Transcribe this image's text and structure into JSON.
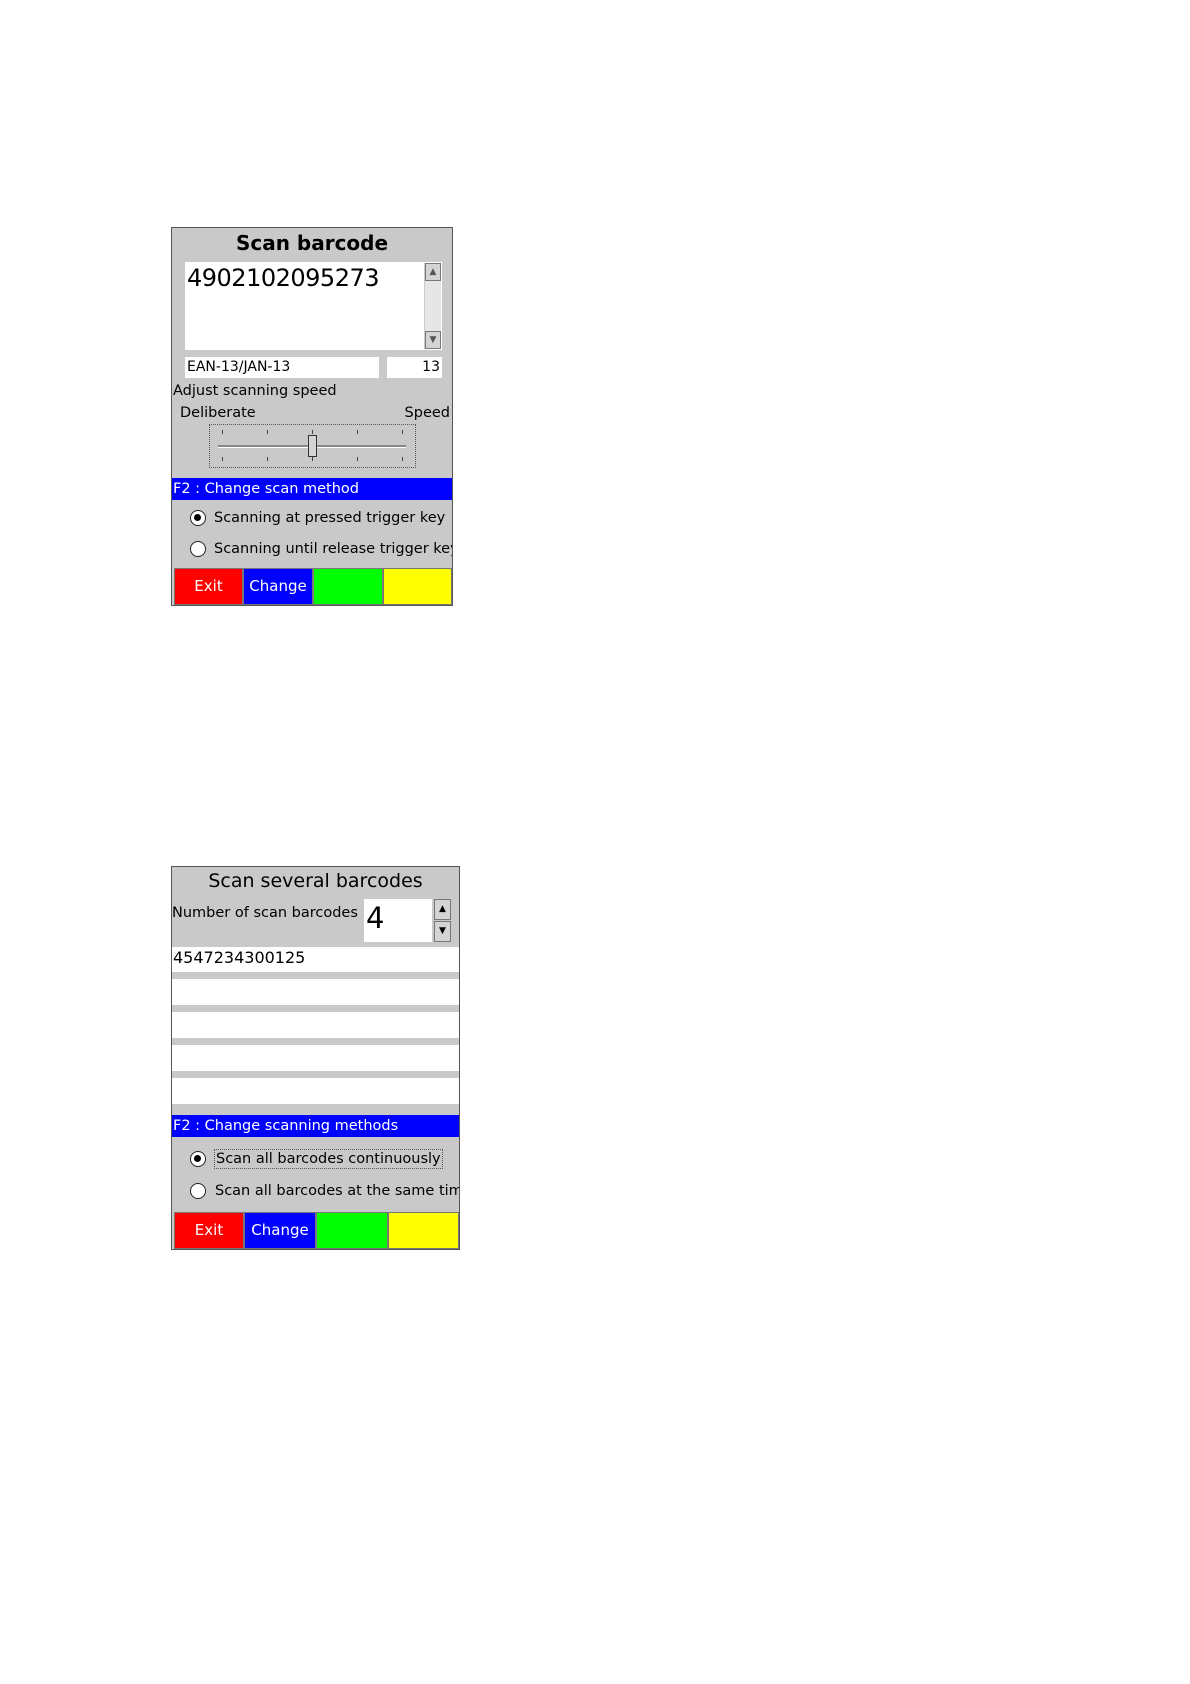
{
  "screen1": {
    "title": "Scan barcode",
    "barcode_value": "4902102095273",
    "barcode_type": "EAN-13/JAN-13",
    "digit_count": "13",
    "speed_label": "Adjust scanning speed",
    "speed_min_label": "Deliberate",
    "speed_max_label": "Speed",
    "speed_level": 0.5,
    "section_header": "F2 : Change scan method",
    "options": [
      {
        "label": "Scanning at pressed trigger key",
        "selected": true
      },
      {
        "label": "Scanning until release trigger key",
        "selected": false
      }
    ],
    "buttons": {
      "exit": "Exit",
      "change": "Change"
    },
    "colors": {
      "exit": "#ff0000",
      "change": "#0000ff",
      "green": "#00ff00",
      "yellow": "#ffff00"
    }
  },
  "screen2": {
    "title": "Scan several barcodes",
    "count_label": "Number of scan barcodes",
    "count_value": "4",
    "barcodes": [
      "4547234300125",
      "",
      "",
      "",
      ""
    ],
    "section_header": "F2 : Change scanning methods",
    "options": [
      {
        "label": "Scan all barcodes continuously",
        "selected": true
      },
      {
        "label": "Scan all barcodes at the same time",
        "selected": false
      }
    ],
    "buttons": {
      "exit": "Exit",
      "change": "Change"
    }
  }
}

What to do:
Restate the whole of the material word for word without the pictures.

Response to this task:
Transcribe this image's text and structure into JSON.
{
  "screen1": {
    "title": "Scan barcode",
    "barcode_value": "4902102095273",
    "barcode_type": "EAN-13/JAN-13",
    "digit_count": "13",
    "speed_label": "Adjust scanning speed",
    "speed_min_label": "Deliberate",
    "speed_max_label": "Speed",
    "speed_level": 0.5,
    "section_header": "F2 : Change scan method",
    "options": [
      {
        "label": "Scanning at pressed trigger key",
        "selected": true
      },
      {
        "label": "Scanning until release trigger key",
        "selected": false
      }
    ],
    "buttons": {
      "exit": "Exit",
      "change": "Change"
    },
    "colors": {
      "exit": "#ff0000",
      "change": "#0000ff",
      "green": "#00ff00",
      "yellow": "#ffff00"
    }
  },
  "screen2": {
    "title": "Scan several barcodes",
    "count_label": "Number of scan barcodes",
    "count_value": "4",
    "barcodes": [
      "4547234300125",
      "",
      "",
      "",
      ""
    ],
    "section_header": "F2 : Change scanning methods",
    "options": [
      {
        "label": "Scan all barcodes continuously",
        "selected": true
      },
      {
        "label": "Scan all barcodes at the same time",
        "selected": false
      }
    ],
    "buttons": {
      "exit": "Exit",
      "change": "Change"
    }
  }
}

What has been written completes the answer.